Set problem: Tally the lines that contain the string "Mathieu" and give the number by itself.

Provided material:
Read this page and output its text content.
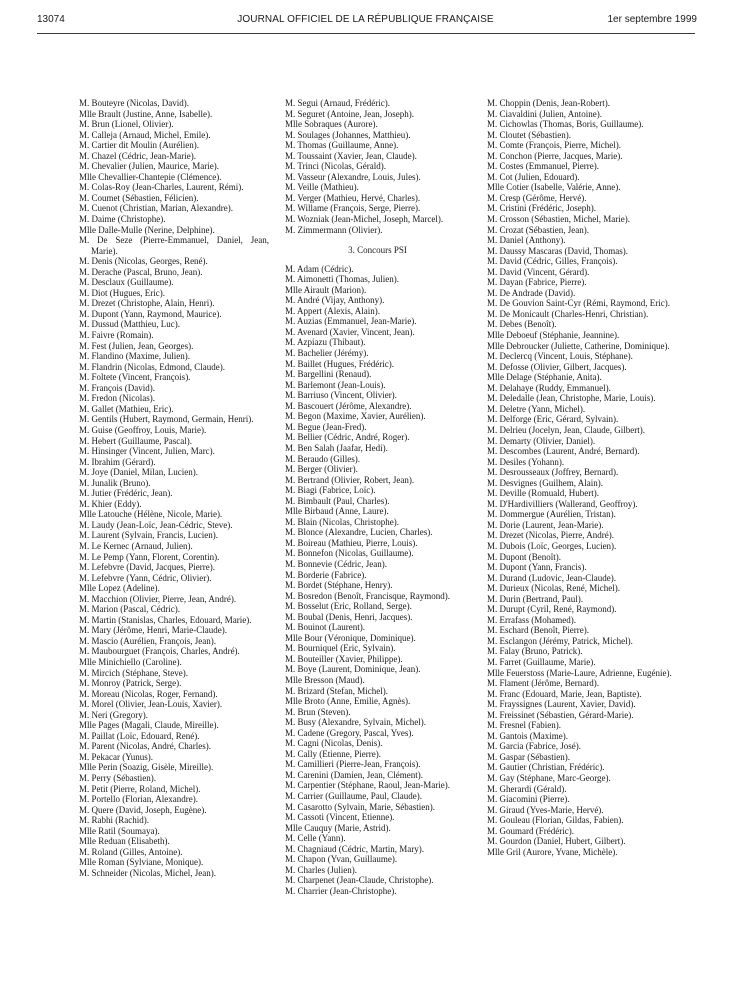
13074	JOURNAL OFFICIEL DE LA RÉPUBLIQUE FRANÇAISE	1er septembre 1999
M. Bouteyre (Nicolas, David).
Mlle Brault (Justine, Anne, Isabelle).
M. Brun (Lionel, Olivier).
M. Calleja (Arnaud, Michel, Emile).
M. Cartier dit Moulin (Aurélien).
M. Chazel (Cédric, Jean-Marie).
M. Chevalier (Julien, Maurice, Marie).
Mlle Chevallier-Chantepie (Clémence).
M. Colas-Roy (Jean-Charles, Laurent, Rémi).
M. Coumet (Sébastien, Félicien).
M. Cuenot (Christian, Marian, Alexandre).
M. Daime (Christophe).
Mlle Dalle-Mulle (Nerine, Delphine).
M. De Seze (Pierre-Emmanuel, Daniel, Jean, Marie).
M. Denis (Nicolas, Georges, René).
M. Derache (Pascal, Bruno, Jean).
M. Desclaux (Guillaume).
M. Diot (Hugues, Eric).
M. Drezet (Christophe, Alain, Henri).
M. Dupont (Yann, Raymond, Maurice).
M. Dussud (Matthieu, Luc).
M. Faivre (Romain).
M. Fest (Julien, Jean, Georges).
M. Flandino (Maxime, Julien).
M. Flandrin (Nicolas, Edmond, Claude).
M. Foltete (Vincent, François).
M. François (David).
M. Fredon (Nicolas).
M. Gallet (Mathieu, Eric).
M. Gentils (Hubert, Raymond, Germain, Henri).
M. Guise (Geoffroy, Louis, Marie).
M. Hebert (Guillaume, Pascal).
M. Hinsinger (Vincent, Julien, Marc).
M. Ibrahim (Gérard).
M. Joye (Daniel, Milan, Lucien).
M. Junalik (Bruno).
M. Jutier (Frédéric, Jean).
M. Khier (Eddy).
Mlle Latouche (Hélène, Nicole, Marie).
M. Laudy (Jean-Loïc, Jean-Cédric, Steve).
M. Laurent (Sylvain, Francis, Lucien).
M. Le Kernec (Arnaud, Julien).
M. Le Pemp (Yann, Florent, Corentin).
M. Lefebvre (David, Jacques, Pierre).
M. Lefebvre (Yann, Cédric, Olivier).
Mlle Lopez (Adeline).
M. Macchion (Olivier, Pierre, Jean, André).
M. Marion (Pascal, Cédric).
M. Martin (Stanislas, Charles, Edouard, Marie).
M. Mary (Jérôme, Henri, Marie-Claude).
M. Mascio (Aurélien, François, Jean).
M. Maubourguet (François, Charles, André).
Mlle Minichiello (Caroline).
M. Mircich (Stéphane, Steve).
M. Monroy (Patrick, Serge).
M. Moreau (Nicolas, Roger, Fernand).
M. Morel (Olivier, Jean-Louis, Xavier).
M. Neri (Gregory).
Mlle Pages (Magali, Claude, Mireille).
M. Paillat (Loïc, Edouard, René).
M. Parent (Nicolas, André, Charles).
M. Pekacar (Yunus).
Mlle Perin (Soazig, Gisèle, Mireille).
M. Perry (Sébastien).
M. Petit (Pierre, Roland, Michel).
M. Portello (Florian, Alexandre).
M. Quere (David, Joseph, Eugène).
M. Rabhi (Rachid).
Mlle Ratil (Soumaya).
Mlle Reduan (Elisabeth).
M. Roland (Gilles, Antoine).
Mlle Roman (Sylviane, Monique).
M. Schneider (Nicolas, Michel, Jean).
M. Segui (Arnaud, Frédéric).
M. Seguret (Antoine, Jean, Joseph).
Mlle Sobraques (Aurore).
M. Soulages (Johannes, Matthieu).
M. Thomas (Guillaume, Anne).
M. Toussaint (Xavier, Jean, Claude).
M. Trinci (Nicolas, Gérald).
M. Vasseur (Alexandre, Louis, Jules).
M. Veille (Mathieu).
M. Verger (Mathieu, Hervé, Charles).
M. Willame (François, Serge, Pierre).
M. Wozniak (Jean-Michel, Joseph, Marcel).
M. Zimmermann (Olivier).
3. Concours PSI
M. Adam (Cédric).
M. Aimonetti (Thomas, Julien).
Mlle Airault (Marion).
M. André (Vijay, Anthony).
M. Appert (Alexis, Alain).
M. Auzias (Emmanuel, Jean-Marie).
M. Avenard (Xavier, Vincent, Jean).
M. Azpiazu (Thibaut).
M. Bachelier (Jérémy).
M. Baillet (Hugues, Frédéric).
M. Bargellini (Renaud).
M. Barlemont (Jean-Louis).
M. Barriuso (Vincent, Olivier).
M. Bascouert (Jérôme, Alexandre).
M. Begon (Maxime, Xavier, Aurélien).
M. Begue (Jean-Fred).
M. Bellier (Cédric, André, Roger).
M. Ben Salah (Jaafar, Hedi).
M. Beraudo (Gilles).
M. Berger (Olivier).
M. Bertrand (Olivier, Robert, Jean).
M. Biagi (Fabrice, Loïc).
M. Bimbault (Paul, Charles).
Mlle Birbaud (Anne, Laure).
M. Blain (Nicolas, Christophe).
M. Blonce (Alexandre, Lucien, Charles).
M. Boireau (Mathieu, Pierre, Louis).
M. Bonnefon (Nicolas, Guillaume).
M. Bonnevie (Cédric, Jean).
M. Borderie (Fabrice).
M. Bordet (Stéphane, Henry).
M. Bosredon (Benoît, Francisque, Raymond).
M. Bosselut (Eric, Rolland, Serge).
M. Boubal (Denis, Henri, Jacques).
M. Bouinot (Laurent).
Mlle Bour (Véronique, Dominique).
M. Bourniquel (Eric, Sylvain).
M. Bouteiller (Xavier, Philippe).
M. Boye (Laurent, Dominique, Jean).
Mlle Bresson (Maud).
M. Brizard (Stefan, Michel).
Mlle Broto (Anne, Emilie, Agnès).
M. Brun (Steven).
M. Busy (Alexandre, Sylvain, Michel).
M. Cadene (Gregory, Pascal, Yves).
M. Cagni (Nicolas, Denis).
M. Cally (Etienne, Pierre).
M. Camillieri (Pierre-Jean, François).
M. Carenini (Damien, Jean, Clément).
M. Carpentier (Stéphane, Raoul, Jean-Marie).
M. Carrier (Guillaume, Paul, Claude).
M. Casarotto (Sylvain, Marie, Sébastien).
M. Cassoti (Vincent, Etienne).
Mlle Cauquy (Marie, Astrid).
M. Celle (Yann).
M. Chagniaud (Cédric, Martin, Mary).
M. Chapon (Yvan, Guillaume).
M. Charles (Julien).
M. Charpenet (Jean-Claude, Christophe).
M. Charrier (Jean-Christophe).
M. Choppin (Denis, Jean-Robert).
M. Ciavaldini (Julien, Antoine).
M. Cichowlas (Thomas, Boris, Guillaume).
M. Cloutet (Sébastien).
M. Comte (François, Pierre, Michel).
M. Conchon (Pierre, Jacques, Marie).
M. Costes (Emmanuel, Pierre).
M. Cot (Julien, Edouard).
Mlle Cotier (Isabelle, Valérie, Anne).
M. Cresp (Gérôme, Hervé).
M. Cristini (Frédéric, Joseph).
M. Crosson (Sébastien, Michel, Marie).
M. Crozat (Sébastien, Jean).
M. Daniel (Anthony).
M. Daussy Mascaras (David, Thomas).
M. David (Cédric, Gilles, François).
M. David (Vincent, Gérard).
M. Dayan (Fabrice, Pierre).
M. De Andrade (David).
M. De Gouvion Saint-Cyr (Rémi, Raymond, Eric).
M. De Monicault (Charles-Henri, Christian).
M. Debes (Benoît).
Mlle Deboeuf (Stéphanie, Jeannine).
Mlle Debroucker (Juliette, Catherine, Dominique).
M. Declercq (Vincent, Louis, Stéphane).
M. Defosse (Olivier, Gilbert, Jacques).
Mlle Delage (Stéphanie, Anita).
M. Delahaye (Ruddy, Emmanuel).
M. Deledalle (Jean, Christophe, Marie, Louis).
M. Deletre (Yann, Michel).
M. Delforge (Eric, Gérard, Sylvain).
M. Delrieu (Jocelyn, Jean, Claude, Gilbert).
M. Demarty (Olivier, Daniel).
M. Descombes (Laurent, André, Bernard).
M. Desiles (Yohann).
M. Desrousseaux (Joffrey, Bernard).
M. Desvignes (Guilhem, Alain).
M. Deville (Romuald, Hubert).
M. D'Hardivilliers (Wallerand, Geoffroy).
M. Dommergue (Aurélien, Tristan).
M. Dorie (Laurent, Jean-Marie).
M. Drezet (Nicolas, Pierre, André).
M. Dubois (Loïc, Georges, Lucien).
M. Dupont (Benoît).
M. Dupont (Yann, Francis).
M. Durand (Ludovic, Jean-Claude).
M. Durieux (Nicolas, René, Michel).
M. Durin (Bertrand, Paul).
M. Durupt (Cyril, René, Raymond).
M. Errafass (Mohamed).
M. Eschard (Benoît, Pierre).
M. Esclangon (Jérémy, Patrick, Michel).
M. Falay (Bruno, Patrick).
M. Farret (Guillaume, Marie).
Mlle Feuerstoss (Marie-Laure, Adrienne, Eugénie).
M. Flament (Jérôme, Bernard).
M. Franc (Edouard, Marie, Jean, Baptiste).
M. Frayssignes (Laurent, Xavier, David).
M. Freissinet (Sébastien, Gérard-Marie).
M. Fresnel (Fabien).
M. Gantois (Maxime).
M. Garcia (Fabrice, José).
M. Gaspar (Sébastien).
M. Gautier (Christian, Frédéric).
M. Gay (Stéphane, Marc-George).
M. Gherardi (Gérald).
M. Giacomini (Pierre).
M. Giraud (Yves-Marie, Hervé).
M. Gouleau (Florian, Gildas, Fabien).
M. Goumard (Frédéric).
M. Gourdon (Daniel, Hubert, Gilbert).
Mlle Gril (Aurore, Yvane, Michèle).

Worked solution: 4